'''
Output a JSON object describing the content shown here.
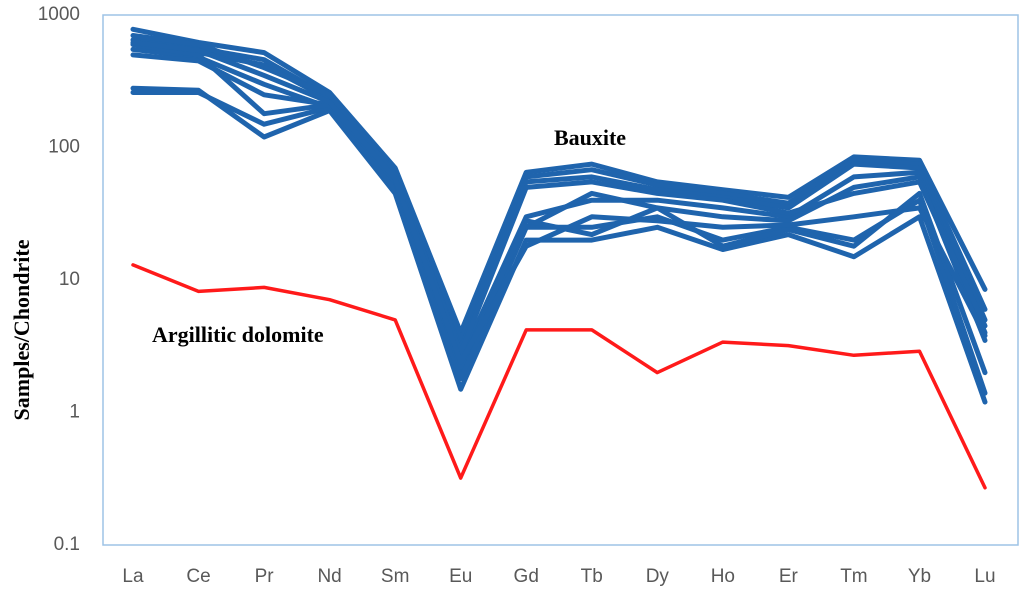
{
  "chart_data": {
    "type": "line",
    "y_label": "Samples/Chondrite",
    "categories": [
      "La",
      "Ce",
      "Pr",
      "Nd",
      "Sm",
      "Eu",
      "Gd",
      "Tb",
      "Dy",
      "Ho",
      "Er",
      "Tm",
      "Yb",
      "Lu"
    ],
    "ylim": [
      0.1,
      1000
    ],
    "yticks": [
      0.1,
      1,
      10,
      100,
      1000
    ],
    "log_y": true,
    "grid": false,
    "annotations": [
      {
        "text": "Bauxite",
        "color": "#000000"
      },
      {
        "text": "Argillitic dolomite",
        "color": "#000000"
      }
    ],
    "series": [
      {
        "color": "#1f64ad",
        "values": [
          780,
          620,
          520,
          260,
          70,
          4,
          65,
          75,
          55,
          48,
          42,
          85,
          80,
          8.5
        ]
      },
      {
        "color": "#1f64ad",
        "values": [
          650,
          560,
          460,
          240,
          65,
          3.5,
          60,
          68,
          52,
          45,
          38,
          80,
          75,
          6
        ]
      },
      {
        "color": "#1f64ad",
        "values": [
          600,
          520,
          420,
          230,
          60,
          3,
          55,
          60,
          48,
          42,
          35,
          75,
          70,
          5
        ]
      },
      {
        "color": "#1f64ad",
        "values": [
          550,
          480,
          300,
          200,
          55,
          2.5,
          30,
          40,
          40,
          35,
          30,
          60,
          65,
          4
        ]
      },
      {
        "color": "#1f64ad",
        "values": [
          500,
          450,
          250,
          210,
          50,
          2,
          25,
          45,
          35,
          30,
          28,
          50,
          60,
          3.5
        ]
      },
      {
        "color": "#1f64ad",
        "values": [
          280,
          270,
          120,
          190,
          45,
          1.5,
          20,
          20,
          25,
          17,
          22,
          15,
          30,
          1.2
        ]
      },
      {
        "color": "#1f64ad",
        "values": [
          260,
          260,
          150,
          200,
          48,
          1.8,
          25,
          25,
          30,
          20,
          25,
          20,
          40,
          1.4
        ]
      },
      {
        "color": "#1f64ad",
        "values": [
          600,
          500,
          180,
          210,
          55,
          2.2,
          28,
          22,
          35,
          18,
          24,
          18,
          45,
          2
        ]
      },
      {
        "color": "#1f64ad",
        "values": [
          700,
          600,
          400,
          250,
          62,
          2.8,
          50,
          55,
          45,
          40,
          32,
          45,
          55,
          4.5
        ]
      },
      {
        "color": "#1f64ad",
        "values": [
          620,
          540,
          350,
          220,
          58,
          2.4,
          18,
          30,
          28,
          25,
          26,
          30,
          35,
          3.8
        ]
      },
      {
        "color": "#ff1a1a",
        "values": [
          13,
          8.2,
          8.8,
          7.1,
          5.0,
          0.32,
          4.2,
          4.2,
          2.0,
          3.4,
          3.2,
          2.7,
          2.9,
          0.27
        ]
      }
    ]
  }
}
'''
* [What to produce]
Every line of the records that includes the word "text" should be gathered.

* [Result below]
        "text": "Bauxite",
        "text": "Argillitic dolomite",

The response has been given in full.